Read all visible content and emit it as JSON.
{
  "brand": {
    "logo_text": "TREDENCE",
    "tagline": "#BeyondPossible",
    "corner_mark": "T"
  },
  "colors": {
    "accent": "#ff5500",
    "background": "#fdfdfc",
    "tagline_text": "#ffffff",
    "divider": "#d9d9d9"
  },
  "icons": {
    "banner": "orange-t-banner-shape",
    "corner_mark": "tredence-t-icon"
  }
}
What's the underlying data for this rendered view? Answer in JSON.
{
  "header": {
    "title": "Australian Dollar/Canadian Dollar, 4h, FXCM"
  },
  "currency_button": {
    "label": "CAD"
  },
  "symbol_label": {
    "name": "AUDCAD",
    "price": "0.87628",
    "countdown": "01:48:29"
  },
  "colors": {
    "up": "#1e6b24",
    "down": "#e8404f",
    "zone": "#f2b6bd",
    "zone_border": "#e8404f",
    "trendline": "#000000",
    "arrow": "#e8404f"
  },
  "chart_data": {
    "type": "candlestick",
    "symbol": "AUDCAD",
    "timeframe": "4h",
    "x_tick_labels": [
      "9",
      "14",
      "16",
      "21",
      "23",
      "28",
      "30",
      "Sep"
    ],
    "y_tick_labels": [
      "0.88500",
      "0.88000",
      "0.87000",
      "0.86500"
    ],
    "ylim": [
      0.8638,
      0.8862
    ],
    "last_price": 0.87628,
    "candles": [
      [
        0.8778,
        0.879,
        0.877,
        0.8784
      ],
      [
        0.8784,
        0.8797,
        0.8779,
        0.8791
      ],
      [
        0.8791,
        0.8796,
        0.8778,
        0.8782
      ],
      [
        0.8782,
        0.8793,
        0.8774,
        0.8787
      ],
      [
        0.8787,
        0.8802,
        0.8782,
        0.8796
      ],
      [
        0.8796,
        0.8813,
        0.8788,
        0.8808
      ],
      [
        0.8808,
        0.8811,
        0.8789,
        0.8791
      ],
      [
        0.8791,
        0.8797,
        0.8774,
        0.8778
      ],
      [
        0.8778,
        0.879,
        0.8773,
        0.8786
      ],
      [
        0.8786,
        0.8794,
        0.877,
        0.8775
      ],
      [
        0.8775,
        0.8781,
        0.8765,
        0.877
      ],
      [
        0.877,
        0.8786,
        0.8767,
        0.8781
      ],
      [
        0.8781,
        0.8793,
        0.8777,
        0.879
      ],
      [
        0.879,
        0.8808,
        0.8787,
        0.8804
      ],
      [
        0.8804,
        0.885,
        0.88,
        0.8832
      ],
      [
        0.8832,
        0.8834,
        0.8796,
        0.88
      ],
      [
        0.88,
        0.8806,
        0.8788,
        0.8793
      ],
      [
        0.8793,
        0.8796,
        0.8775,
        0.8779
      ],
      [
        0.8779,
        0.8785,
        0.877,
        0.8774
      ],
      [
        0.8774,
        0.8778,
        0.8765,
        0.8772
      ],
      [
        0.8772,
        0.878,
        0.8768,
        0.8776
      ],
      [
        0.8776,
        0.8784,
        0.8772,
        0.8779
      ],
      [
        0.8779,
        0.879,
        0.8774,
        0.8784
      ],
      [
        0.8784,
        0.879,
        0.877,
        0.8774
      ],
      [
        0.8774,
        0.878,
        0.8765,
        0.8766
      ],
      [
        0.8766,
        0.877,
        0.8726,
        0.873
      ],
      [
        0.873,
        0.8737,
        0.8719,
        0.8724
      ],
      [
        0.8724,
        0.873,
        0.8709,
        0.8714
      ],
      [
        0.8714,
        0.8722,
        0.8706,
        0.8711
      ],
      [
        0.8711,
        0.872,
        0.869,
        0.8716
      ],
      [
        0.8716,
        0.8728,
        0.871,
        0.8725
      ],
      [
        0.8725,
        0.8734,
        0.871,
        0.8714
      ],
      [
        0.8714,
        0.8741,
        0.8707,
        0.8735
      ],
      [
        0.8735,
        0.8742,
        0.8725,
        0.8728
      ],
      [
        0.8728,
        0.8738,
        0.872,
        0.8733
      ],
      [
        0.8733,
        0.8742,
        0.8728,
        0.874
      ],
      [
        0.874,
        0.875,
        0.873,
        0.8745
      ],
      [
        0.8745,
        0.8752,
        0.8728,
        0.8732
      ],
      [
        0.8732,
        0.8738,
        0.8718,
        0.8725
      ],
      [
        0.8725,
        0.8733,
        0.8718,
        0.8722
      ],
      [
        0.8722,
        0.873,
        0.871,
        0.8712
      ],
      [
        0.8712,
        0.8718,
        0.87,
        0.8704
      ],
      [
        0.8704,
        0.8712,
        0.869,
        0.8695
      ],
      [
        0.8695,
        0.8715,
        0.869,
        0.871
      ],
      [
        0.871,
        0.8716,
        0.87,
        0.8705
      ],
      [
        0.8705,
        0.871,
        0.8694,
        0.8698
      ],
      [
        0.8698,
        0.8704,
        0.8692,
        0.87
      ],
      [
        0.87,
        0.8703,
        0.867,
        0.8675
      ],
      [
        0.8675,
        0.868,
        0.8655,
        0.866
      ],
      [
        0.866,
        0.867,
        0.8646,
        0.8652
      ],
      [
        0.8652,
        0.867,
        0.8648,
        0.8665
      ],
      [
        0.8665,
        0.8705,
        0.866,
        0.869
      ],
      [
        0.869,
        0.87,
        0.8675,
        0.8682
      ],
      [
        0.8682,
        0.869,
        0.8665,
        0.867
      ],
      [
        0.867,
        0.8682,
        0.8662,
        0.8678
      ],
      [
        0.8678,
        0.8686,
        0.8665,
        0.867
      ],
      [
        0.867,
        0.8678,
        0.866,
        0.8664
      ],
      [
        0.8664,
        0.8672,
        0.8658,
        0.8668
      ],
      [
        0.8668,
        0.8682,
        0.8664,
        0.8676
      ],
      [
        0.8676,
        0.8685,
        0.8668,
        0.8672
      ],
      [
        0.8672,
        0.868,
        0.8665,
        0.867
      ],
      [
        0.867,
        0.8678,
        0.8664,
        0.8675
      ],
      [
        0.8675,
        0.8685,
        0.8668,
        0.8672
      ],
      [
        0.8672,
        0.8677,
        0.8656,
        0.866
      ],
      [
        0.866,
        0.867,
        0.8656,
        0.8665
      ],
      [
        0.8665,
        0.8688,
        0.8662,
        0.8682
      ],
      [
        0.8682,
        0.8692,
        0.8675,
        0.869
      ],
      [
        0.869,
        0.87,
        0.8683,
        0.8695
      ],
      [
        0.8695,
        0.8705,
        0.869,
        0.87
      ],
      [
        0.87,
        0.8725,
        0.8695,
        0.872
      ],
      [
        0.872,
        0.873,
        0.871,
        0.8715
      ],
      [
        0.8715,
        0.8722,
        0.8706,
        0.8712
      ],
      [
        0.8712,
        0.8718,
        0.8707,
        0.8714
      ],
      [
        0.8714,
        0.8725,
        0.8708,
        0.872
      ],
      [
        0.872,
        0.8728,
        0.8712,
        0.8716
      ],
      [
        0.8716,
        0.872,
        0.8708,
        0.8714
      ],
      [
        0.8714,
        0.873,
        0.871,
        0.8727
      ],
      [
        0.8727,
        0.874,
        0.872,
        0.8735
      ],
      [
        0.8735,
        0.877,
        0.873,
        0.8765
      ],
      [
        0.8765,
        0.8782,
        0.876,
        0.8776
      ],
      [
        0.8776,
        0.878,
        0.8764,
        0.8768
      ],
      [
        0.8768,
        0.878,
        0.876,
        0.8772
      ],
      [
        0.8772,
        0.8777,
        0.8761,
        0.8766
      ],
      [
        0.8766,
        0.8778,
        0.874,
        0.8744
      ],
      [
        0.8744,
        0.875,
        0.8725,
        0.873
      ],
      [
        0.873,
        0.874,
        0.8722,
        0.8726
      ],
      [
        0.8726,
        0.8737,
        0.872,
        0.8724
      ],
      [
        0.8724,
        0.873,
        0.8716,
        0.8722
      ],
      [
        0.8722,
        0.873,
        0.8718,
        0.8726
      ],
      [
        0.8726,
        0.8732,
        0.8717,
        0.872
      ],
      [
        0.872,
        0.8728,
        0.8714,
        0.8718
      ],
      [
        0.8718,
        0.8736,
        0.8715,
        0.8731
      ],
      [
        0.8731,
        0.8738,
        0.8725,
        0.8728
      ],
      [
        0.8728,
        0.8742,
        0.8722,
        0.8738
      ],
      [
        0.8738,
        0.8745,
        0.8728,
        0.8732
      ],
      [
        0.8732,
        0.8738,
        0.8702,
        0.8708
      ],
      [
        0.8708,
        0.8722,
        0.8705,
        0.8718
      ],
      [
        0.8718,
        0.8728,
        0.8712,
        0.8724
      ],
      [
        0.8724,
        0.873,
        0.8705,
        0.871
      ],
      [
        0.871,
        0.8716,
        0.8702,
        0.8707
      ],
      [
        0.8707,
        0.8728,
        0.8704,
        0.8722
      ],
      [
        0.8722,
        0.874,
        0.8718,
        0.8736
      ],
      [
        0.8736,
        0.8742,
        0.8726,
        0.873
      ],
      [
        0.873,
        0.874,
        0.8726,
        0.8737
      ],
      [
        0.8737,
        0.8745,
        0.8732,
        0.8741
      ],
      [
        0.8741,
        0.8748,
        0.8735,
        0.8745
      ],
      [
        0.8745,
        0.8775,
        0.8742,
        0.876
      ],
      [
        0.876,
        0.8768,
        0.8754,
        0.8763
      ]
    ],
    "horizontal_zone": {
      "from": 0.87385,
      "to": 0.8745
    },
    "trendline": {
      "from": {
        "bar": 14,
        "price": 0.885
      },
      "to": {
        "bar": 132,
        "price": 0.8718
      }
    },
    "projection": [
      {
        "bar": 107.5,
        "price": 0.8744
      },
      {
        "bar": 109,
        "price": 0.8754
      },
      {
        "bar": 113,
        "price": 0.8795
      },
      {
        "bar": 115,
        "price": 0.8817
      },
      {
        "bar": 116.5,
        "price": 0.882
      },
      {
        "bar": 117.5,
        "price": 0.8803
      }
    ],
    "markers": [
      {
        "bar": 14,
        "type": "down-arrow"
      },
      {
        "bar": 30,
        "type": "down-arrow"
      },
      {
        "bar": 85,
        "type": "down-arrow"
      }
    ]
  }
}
....................
# [EXERCISE]
Your task is to gather every line with the word "JSON" and copy it.

# [REPLY]
Read all visible content and emit it as JSON.
What's the underlying data for this rendered view? Answer in JSON.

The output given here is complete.